To do
Wherever the word "title" turns up in a line of the entries, copy that line.

● ● ● ● ●

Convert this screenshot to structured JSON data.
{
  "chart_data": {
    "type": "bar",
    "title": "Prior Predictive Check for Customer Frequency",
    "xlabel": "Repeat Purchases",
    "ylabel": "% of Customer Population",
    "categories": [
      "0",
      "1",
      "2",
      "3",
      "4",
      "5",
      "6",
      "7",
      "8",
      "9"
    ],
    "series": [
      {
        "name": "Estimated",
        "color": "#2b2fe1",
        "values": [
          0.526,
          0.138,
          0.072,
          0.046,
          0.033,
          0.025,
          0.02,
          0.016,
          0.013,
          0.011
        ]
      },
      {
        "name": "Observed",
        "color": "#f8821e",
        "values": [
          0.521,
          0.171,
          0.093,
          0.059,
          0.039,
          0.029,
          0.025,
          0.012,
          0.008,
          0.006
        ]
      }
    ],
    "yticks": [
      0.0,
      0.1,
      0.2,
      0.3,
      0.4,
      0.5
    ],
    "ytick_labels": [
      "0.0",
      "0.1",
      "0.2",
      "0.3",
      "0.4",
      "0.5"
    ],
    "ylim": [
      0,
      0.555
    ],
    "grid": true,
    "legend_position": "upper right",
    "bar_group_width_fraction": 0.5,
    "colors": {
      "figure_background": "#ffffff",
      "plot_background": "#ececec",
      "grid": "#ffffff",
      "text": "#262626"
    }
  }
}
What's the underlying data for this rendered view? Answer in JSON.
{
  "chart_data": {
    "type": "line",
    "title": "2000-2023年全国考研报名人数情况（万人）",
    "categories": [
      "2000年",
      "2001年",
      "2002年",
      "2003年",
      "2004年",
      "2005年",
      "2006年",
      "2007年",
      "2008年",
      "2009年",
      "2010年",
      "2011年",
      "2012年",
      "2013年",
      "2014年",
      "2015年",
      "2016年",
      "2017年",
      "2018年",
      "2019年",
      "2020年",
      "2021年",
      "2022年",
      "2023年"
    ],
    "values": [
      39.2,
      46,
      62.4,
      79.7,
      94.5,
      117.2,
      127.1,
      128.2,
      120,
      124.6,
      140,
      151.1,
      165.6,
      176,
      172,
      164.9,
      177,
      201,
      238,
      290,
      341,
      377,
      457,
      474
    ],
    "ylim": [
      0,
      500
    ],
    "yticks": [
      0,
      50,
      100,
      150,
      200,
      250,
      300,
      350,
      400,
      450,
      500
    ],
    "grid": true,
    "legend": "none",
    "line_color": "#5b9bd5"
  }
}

● ● ● ● ●

Answer for the task
    "title": "Prior Predictive Check for Customer Frequency",
    "title": "2000-2023年全国考研报名人数情况（万人）",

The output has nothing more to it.